Stored dataset items:
--- Start ---
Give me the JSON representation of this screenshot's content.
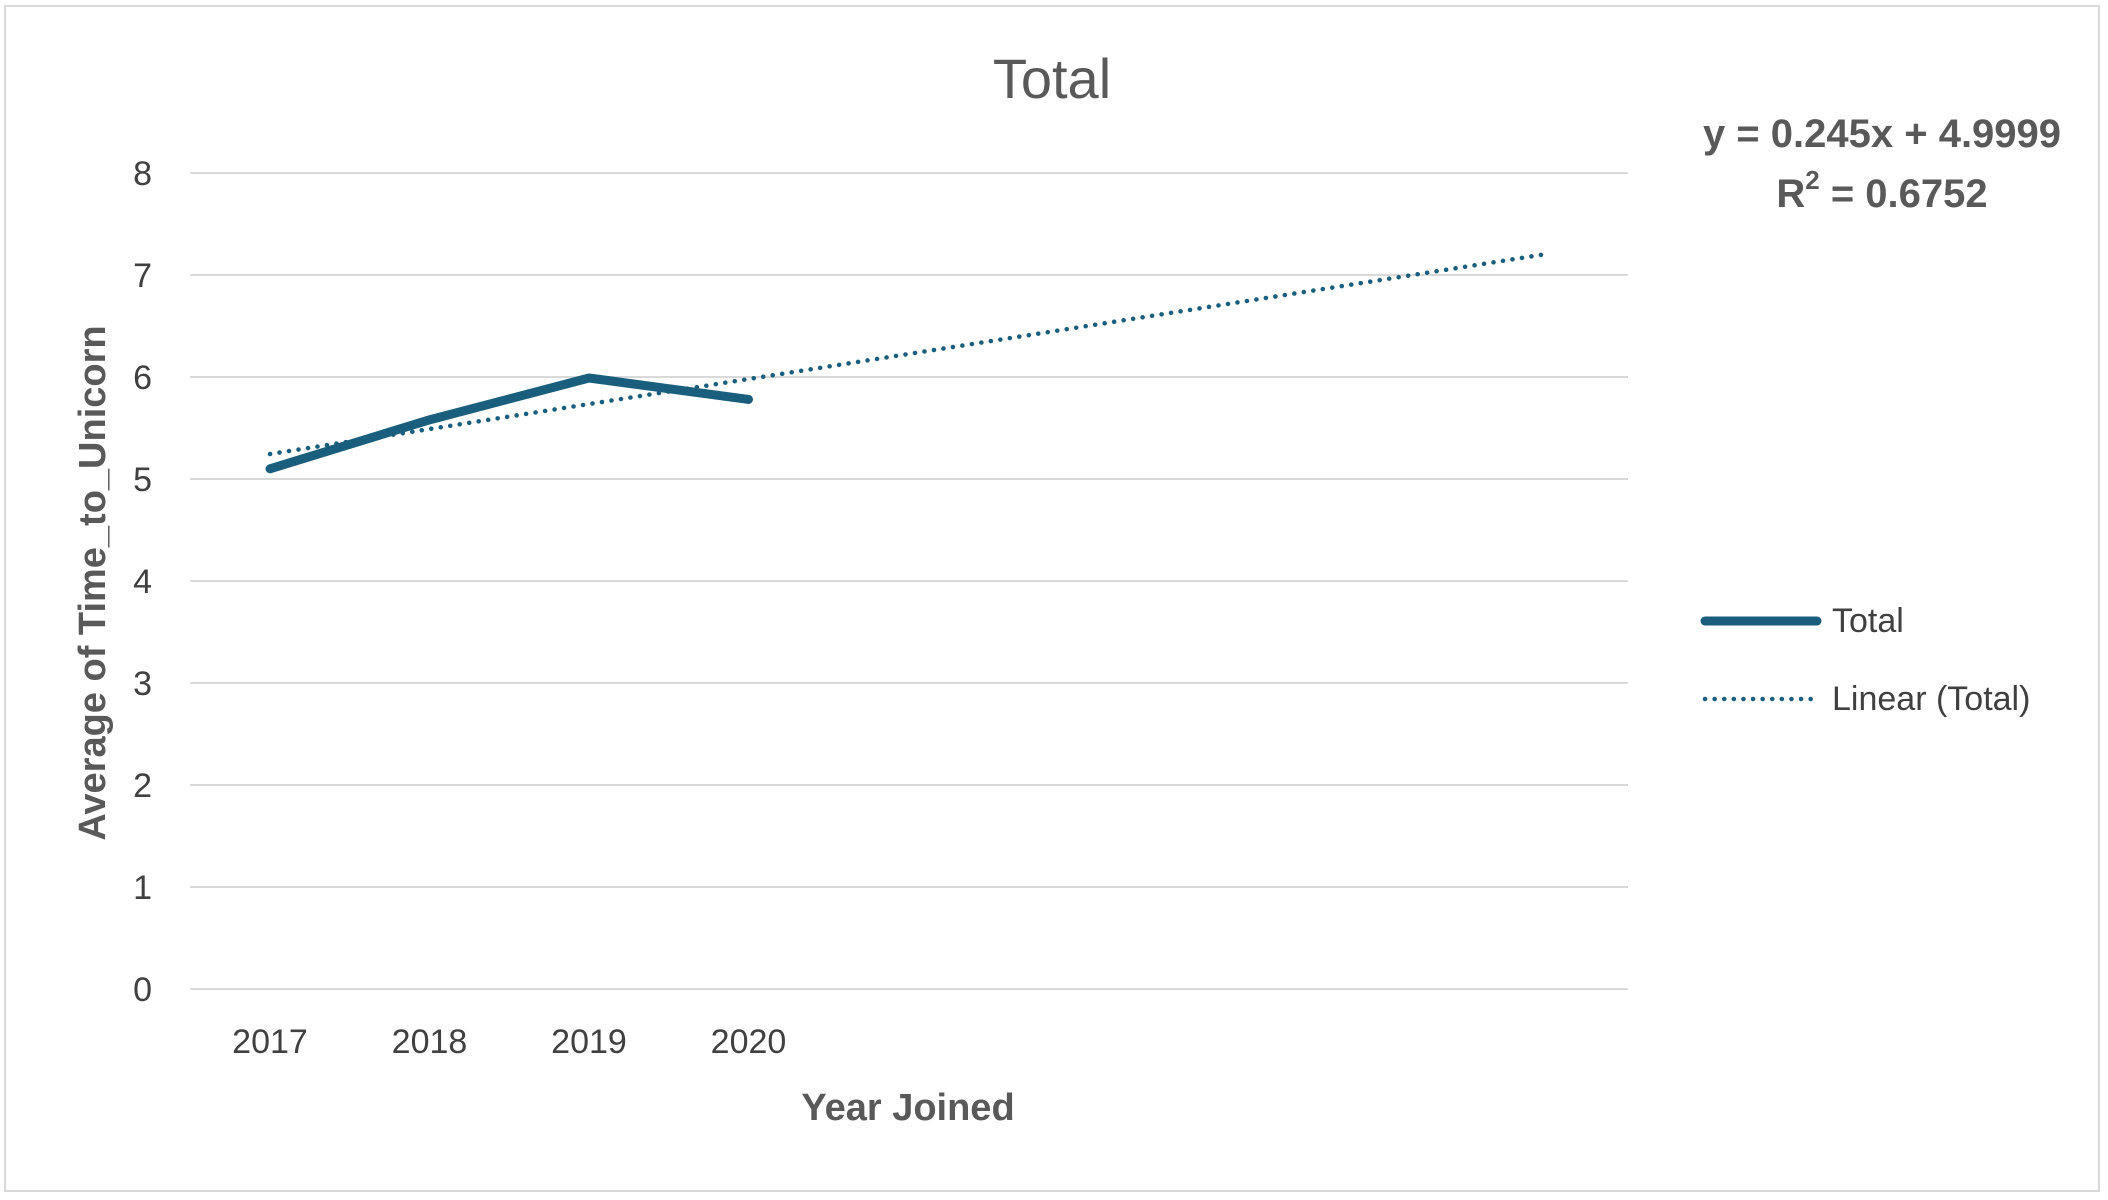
{
  "chart_data": {
    "type": "line",
    "title": "Total",
    "xlabel": "Year Joined",
    "ylabel": "Average of Time_to_Unicorn",
    "categories": [
      "2017",
      "2018",
      "2019",
      "2020"
    ],
    "series": [
      {
        "name": "Total",
        "values": [
          5.1,
          5.58,
          5.99,
          5.78
        ],
        "color": "#1a5e7e",
        "style": "solid"
      }
    ],
    "trendline": {
      "name": "Linear (Total)",
      "type": "linear",
      "slope": 0.245,
      "intercept": 4.9999,
      "forward_periods": 5,
      "color": "#1a5e7e",
      "style": "dotted",
      "equation_label": "y = 0.245x + 4.9999",
      "r2_prefix": "R",
      "r2_sup": "2",
      "r2_suffix": " = 0.6752"
    },
    "yticks": [
      "0",
      "1",
      "2",
      "3",
      "4",
      "5",
      "6",
      "7",
      "8"
    ],
    "ylim": [
      0,
      8
    ],
    "grid": true,
    "legend_position": "right"
  }
}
--- End ---
# Problem description
Copy everything in the records above except the pictures, exactly as written.

# Worked answer
Give me the JSON representation of this screenshot's content.
{
  "chart_data": {
    "type": "line",
    "title": "Total",
    "xlabel": "Year Joined",
    "ylabel": "Average of Time_to_Unicorn",
    "categories": [
      "2017",
      "2018",
      "2019",
      "2020"
    ],
    "series": [
      {
        "name": "Total",
        "values": [
          5.1,
          5.58,
          5.99,
          5.78
        ],
        "color": "#1a5e7e",
        "style": "solid"
      }
    ],
    "trendline": {
      "name": "Linear (Total)",
      "type": "linear",
      "slope": 0.245,
      "intercept": 4.9999,
      "forward_periods": 5,
      "color": "#1a5e7e",
      "style": "dotted",
      "equation_label": "y = 0.245x + 4.9999",
      "r2_prefix": "R",
      "r2_sup": "2",
      "r2_suffix": " = 0.6752"
    },
    "yticks": [
      "0",
      "1",
      "2",
      "3",
      "4",
      "5",
      "6",
      "7",
      "8"
    ],
    "ylim": [
      0,
      8
    ],
    "grid": true,
    "legend_position": "right"
  }
}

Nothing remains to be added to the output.